* [Request]: Pull every line with the word "Страны" out of the entries below.

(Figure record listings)
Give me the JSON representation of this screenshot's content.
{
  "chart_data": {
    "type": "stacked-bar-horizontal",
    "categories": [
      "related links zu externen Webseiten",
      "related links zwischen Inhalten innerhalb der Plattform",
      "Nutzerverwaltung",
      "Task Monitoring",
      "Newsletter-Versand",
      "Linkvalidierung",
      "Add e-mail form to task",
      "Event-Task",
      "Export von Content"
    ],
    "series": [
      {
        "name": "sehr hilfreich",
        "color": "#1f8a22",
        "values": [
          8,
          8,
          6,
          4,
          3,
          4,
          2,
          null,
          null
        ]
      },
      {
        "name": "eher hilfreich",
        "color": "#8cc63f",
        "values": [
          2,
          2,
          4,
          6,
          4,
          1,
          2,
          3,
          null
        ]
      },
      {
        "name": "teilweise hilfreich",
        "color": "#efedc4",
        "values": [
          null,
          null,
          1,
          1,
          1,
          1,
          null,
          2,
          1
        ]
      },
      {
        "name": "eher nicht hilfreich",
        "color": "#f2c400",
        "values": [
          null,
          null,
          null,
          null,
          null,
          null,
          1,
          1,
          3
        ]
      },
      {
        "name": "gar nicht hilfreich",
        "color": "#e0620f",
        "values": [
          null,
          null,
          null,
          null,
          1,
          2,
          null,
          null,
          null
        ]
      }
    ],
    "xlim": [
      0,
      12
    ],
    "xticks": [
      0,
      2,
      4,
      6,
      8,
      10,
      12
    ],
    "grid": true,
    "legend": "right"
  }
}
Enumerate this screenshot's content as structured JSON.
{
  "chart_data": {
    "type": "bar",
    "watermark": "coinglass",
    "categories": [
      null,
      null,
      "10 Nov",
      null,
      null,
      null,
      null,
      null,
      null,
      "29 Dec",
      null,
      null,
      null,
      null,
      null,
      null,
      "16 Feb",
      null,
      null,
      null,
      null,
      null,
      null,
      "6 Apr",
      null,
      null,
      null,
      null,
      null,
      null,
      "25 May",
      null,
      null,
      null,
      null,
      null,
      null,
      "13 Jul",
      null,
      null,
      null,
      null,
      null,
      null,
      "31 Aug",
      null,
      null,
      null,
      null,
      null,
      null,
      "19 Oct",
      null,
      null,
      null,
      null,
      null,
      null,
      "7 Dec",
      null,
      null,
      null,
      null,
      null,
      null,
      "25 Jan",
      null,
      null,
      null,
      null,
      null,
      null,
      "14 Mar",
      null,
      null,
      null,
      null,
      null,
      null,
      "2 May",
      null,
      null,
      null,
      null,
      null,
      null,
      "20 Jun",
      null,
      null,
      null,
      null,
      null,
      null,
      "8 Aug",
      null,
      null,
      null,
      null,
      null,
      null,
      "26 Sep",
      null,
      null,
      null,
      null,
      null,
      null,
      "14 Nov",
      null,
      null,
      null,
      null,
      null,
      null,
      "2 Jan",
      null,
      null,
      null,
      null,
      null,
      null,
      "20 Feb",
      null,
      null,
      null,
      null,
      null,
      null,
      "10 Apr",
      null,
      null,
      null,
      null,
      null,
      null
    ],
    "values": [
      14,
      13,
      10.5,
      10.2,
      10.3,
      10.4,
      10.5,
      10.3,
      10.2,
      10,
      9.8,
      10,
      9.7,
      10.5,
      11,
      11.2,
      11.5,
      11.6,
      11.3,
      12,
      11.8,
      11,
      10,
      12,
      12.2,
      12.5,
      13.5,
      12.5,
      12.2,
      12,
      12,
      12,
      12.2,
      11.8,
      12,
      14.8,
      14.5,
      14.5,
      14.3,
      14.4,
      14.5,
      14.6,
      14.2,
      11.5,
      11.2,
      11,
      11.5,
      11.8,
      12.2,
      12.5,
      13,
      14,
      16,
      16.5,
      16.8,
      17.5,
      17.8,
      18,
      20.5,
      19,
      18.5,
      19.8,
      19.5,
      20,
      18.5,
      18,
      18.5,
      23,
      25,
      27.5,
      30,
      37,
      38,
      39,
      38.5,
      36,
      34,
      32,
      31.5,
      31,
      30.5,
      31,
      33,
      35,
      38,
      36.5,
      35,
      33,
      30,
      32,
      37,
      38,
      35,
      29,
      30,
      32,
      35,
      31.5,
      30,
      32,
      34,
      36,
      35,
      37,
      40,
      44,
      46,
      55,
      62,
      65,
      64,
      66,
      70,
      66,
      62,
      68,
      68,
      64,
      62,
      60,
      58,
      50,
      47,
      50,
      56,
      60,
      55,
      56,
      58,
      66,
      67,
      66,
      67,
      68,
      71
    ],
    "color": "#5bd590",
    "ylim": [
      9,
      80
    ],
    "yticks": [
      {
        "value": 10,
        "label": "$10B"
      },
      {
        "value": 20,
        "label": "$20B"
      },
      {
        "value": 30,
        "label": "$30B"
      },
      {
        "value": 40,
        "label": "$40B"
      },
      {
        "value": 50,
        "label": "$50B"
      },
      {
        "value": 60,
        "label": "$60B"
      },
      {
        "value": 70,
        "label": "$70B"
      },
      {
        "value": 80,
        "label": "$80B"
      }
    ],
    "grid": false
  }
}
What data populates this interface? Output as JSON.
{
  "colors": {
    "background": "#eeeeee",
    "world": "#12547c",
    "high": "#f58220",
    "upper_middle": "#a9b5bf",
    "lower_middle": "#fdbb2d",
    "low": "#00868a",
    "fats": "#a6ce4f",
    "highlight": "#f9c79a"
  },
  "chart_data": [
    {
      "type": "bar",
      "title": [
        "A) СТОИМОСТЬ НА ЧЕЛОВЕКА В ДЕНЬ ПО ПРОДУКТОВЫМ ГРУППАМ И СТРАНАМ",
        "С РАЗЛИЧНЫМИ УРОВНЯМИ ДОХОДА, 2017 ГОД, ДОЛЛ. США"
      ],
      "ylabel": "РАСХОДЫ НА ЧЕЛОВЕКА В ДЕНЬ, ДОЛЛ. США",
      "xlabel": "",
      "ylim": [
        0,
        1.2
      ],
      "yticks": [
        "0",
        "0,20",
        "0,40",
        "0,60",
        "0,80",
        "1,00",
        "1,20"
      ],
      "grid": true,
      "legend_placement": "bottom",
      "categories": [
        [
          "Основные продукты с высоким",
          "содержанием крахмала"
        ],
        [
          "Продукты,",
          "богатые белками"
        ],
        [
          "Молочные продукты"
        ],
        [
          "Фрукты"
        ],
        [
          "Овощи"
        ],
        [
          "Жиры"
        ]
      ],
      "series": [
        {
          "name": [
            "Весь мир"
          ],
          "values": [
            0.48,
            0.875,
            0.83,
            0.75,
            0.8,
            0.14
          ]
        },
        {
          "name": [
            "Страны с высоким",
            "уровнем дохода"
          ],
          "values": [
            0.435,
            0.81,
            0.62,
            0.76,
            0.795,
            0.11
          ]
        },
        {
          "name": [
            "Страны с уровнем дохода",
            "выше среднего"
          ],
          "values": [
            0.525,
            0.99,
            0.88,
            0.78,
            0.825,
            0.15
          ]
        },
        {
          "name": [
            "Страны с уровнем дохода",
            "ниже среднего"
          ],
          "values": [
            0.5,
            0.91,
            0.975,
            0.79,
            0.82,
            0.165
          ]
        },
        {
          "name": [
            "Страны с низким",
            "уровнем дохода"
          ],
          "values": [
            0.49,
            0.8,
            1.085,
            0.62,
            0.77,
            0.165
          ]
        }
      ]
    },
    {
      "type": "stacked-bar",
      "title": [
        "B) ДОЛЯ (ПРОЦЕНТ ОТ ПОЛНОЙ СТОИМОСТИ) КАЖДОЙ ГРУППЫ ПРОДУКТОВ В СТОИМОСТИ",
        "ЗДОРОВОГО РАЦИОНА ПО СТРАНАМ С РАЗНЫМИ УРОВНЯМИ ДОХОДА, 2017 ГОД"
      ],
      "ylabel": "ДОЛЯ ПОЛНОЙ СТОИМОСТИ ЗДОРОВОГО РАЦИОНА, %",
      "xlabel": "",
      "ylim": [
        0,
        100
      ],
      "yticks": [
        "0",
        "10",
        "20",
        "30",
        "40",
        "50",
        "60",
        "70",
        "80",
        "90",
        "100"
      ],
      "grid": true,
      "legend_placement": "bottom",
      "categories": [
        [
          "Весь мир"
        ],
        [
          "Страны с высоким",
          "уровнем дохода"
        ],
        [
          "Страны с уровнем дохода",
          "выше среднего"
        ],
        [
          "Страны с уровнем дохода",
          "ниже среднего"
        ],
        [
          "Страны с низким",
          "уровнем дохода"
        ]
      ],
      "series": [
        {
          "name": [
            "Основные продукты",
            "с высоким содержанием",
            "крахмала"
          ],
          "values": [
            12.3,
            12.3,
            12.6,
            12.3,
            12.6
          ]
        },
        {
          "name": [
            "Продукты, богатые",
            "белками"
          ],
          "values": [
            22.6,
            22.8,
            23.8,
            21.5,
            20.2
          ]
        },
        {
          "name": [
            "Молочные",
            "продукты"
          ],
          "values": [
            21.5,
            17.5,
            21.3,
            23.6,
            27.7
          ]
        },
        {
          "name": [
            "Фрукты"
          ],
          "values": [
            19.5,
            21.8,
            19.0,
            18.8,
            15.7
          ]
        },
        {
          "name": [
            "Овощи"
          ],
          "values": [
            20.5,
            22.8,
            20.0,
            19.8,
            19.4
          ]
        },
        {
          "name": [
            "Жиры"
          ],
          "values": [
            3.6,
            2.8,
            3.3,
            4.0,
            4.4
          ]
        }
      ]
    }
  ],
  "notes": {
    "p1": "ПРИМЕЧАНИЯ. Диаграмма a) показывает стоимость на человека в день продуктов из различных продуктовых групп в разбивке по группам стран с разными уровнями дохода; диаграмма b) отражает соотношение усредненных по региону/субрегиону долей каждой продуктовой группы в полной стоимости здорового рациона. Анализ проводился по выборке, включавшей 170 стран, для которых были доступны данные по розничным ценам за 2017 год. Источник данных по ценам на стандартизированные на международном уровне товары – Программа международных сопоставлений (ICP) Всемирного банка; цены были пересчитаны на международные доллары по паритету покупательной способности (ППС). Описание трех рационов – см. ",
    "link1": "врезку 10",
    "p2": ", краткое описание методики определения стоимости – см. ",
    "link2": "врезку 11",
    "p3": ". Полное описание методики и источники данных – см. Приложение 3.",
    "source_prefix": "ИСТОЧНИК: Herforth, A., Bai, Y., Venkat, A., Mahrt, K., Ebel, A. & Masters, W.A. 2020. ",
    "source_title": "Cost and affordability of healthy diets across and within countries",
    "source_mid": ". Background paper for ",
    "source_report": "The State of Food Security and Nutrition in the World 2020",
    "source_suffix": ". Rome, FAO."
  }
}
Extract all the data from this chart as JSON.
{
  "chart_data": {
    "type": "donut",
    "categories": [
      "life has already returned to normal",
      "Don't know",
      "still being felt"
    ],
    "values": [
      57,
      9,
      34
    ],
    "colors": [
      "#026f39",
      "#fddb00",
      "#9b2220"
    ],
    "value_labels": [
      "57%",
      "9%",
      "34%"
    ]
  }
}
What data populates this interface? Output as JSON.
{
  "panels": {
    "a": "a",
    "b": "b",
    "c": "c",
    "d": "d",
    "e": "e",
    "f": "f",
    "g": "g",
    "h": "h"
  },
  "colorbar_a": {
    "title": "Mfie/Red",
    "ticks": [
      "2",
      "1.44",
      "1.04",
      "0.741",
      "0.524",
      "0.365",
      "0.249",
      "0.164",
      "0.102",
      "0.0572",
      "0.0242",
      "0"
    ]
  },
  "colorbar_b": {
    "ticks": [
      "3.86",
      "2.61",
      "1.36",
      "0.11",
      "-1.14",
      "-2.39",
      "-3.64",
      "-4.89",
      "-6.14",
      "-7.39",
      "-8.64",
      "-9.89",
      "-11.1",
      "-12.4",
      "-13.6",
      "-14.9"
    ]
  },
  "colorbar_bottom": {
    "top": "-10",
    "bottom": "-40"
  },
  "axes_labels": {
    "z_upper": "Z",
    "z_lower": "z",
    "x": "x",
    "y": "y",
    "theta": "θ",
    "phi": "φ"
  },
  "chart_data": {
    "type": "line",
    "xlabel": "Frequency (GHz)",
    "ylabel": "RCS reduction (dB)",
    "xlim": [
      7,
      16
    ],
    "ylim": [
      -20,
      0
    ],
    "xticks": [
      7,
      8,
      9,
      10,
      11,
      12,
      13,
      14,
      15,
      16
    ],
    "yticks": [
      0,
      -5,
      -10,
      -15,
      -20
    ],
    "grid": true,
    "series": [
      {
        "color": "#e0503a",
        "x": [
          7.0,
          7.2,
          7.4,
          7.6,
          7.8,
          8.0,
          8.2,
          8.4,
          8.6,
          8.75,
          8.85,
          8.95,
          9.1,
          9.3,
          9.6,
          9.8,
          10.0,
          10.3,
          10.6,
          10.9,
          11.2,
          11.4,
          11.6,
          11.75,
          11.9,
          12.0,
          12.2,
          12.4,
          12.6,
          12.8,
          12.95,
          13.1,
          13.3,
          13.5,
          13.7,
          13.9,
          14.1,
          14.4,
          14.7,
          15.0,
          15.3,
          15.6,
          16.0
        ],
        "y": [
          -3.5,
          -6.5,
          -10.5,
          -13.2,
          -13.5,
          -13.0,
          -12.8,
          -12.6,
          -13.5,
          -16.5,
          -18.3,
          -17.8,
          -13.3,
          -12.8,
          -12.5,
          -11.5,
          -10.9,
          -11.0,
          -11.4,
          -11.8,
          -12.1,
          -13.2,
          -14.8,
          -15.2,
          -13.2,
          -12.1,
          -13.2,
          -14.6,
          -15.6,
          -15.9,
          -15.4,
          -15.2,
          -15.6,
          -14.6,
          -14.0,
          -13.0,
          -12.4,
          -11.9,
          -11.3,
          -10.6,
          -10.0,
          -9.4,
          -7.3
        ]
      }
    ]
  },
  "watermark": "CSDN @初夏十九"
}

* [Exercise output]:
            "Страны с высоким",
            "Страны с уровнем дохода",
            "Страны с уровнем дохода",
            "Страны с низким",
          "Страны с высоким",
          "Страны с уровнем дохода",
          "Страны с уровнем дохода",
          "Страны с низким",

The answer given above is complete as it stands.